Task to carry out: Each line of the material below should be reproduced exactly.

Input material:
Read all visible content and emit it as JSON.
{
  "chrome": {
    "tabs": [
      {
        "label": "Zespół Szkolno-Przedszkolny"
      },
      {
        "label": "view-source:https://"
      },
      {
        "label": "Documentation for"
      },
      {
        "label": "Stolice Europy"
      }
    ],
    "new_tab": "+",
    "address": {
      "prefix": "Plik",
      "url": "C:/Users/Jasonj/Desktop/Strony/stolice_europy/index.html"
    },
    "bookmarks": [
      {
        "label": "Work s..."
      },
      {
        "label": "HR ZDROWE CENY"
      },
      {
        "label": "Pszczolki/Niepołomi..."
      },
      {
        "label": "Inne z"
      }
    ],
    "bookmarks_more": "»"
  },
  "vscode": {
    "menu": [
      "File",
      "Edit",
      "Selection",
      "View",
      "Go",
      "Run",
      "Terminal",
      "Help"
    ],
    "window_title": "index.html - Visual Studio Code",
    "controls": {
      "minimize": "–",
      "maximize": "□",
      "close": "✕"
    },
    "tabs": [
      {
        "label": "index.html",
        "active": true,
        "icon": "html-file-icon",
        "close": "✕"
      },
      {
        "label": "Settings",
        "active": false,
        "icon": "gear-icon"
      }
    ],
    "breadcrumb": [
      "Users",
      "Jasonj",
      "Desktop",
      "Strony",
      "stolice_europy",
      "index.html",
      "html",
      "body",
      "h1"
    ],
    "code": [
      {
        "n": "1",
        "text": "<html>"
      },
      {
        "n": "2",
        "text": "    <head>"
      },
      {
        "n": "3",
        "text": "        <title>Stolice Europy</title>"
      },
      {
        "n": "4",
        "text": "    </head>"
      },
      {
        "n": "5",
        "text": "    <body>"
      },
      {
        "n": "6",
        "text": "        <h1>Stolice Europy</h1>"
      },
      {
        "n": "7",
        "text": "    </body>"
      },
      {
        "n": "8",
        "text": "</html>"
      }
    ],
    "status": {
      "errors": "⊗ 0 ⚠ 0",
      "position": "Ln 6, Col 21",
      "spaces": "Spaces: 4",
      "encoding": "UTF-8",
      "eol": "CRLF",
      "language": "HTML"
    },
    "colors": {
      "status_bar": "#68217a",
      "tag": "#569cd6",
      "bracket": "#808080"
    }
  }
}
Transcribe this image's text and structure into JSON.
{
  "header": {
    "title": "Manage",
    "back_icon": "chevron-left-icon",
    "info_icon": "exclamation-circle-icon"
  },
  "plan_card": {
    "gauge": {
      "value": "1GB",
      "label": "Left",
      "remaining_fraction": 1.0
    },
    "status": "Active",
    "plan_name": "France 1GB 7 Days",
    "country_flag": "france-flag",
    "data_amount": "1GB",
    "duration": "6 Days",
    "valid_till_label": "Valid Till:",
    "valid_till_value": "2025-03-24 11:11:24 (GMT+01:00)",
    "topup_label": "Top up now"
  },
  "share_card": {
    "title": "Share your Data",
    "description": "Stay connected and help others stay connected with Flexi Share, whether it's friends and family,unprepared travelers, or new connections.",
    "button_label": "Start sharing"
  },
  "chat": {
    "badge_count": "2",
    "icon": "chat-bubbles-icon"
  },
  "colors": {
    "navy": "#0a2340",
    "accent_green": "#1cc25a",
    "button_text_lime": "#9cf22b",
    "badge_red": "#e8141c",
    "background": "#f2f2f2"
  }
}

The solution:
Read all visible content and emit it as JSON.
{
  "chrome": {
    "tabs": [
      {
        "label": "Zespół Szkolno-Przedszkolny"
      },
      {
        "label": "view-source:https://"
      },
      {
        "label": "Documentation for"
      },
      {
        "label": "Stolice Europy"
      }
    ],
    "new_tab": "+",
    "address": {
      "prefix": "Plik",
      "url": "C:/Users/Jasonj/Desktop/Strony/stolice_europy/index.html"
    },
    "bookmarks": [
      {
        "label": "Work s..."
      },
      {
        "label": "HR ZDROWE CENY"
      },
      {
        "label": "Pszczolki/Niepołomi..."
      },
      {
        "label": "Inne z"
      }
    ],
    "bookmarks_more": "»"
  },
  "vscode": {
    "menu": [
      "File",
      "Edit",
      "Selection",
      "View",
      "Go",
      "Run",
      "Terminal",
      "Help"
    ],
    "window_title": "index.html - Visual Studio Code",
    "controls": {
      "minimize": "–",
      "maximize": "□",
      "close": "✕"
    },
    "tabs": [
      {
        "label": "index.html",
        "active": true,
        "icon": "html-file-icon",
        "close": "✕"
      },
      {
        "label": "Settings",
        "active": false,
        "icon": "gear-icon"
      }
    ],
    "breadcrumb": [
      "Users",
      "Jasonj",
      "Desktop",
      "Strony",
      "stolice_europy",
      "index.html",
      "html",
      "body",
      "h1"
    ],
    "code": [
      {
        "n": "1",
        "text": "<html>"
      },
      {
        "n": "2",
        "text": "    <head>"
      },
      {
        "n": "3",
        "text": "        <title>Stolice Europy</title>"
      },
      {
        "n": "4",
        "text": "    </head>"
      },
      {
        "n": "5",
        "text": "    <body>"
      },
      {
        "n": "6",
        "text": "        <h1>Stolice Europy</h1>"
      },
      {
        "n": "7",
        "text": "    </body>"
      },
      {
        "n": "8",
        "text": "</html>"
      }
    ],
    "status": {
      "errors": "⊗ 0 ⚠ 0",
      "position": "Ln 6, Col 21",
      "spaces": "Spaces: 4",
      "encoding": "UTF-8",
      "eol": "CRLF",
      "language": "HTML"
    },
    "colors": {
      "status_bar": "#68217a",
      "tag": "#569cd6",
      "bracket": "#808080"
    }
  }
}
Transcribe this image's text and structure into JSON.
{
  "header": {
    "title": "Manage",
    "back_icon": "chevron-left-icon",
    "info_icon": "exclamation-circle-icon"
  },
  "plan_card": {
    "gauge": {
      "value": "1GB",
      "label": "Left",
      "remaining_fraction": 1.0
    },
    "status": "Active",
    "plan_name": "France 1GB 7 Days",
    "country_flag": "france-flag",
    "data_amount": "1GB",
    "duration": "6 Days",
    "valid_till_label": "Valid Till:",
    "valid_till_value": "2025-03-24 11:11:24 (GMT+01:00)",
    "topup_label": "Top up now"
  },
  "share_card": {
    "title": "Share your Data",
    "description": "Stay connected and help others stay connected with Flexi Share, whether it's friends and family,unprepared travelers, or new connections.",
    "button_label": "Start sharing"
  },
  "chat": {
    "badge_count": "2",
    "icon": "chat-bubbles-icon"
  },
  "colors": {
    "navy": "#0a2340",
    "accent_green": "#1cc25a",
    "button_text_lime": "#9cf22b",
    "badge_red": "#e8141c",
    "background": "#f2f2f2"
  }
}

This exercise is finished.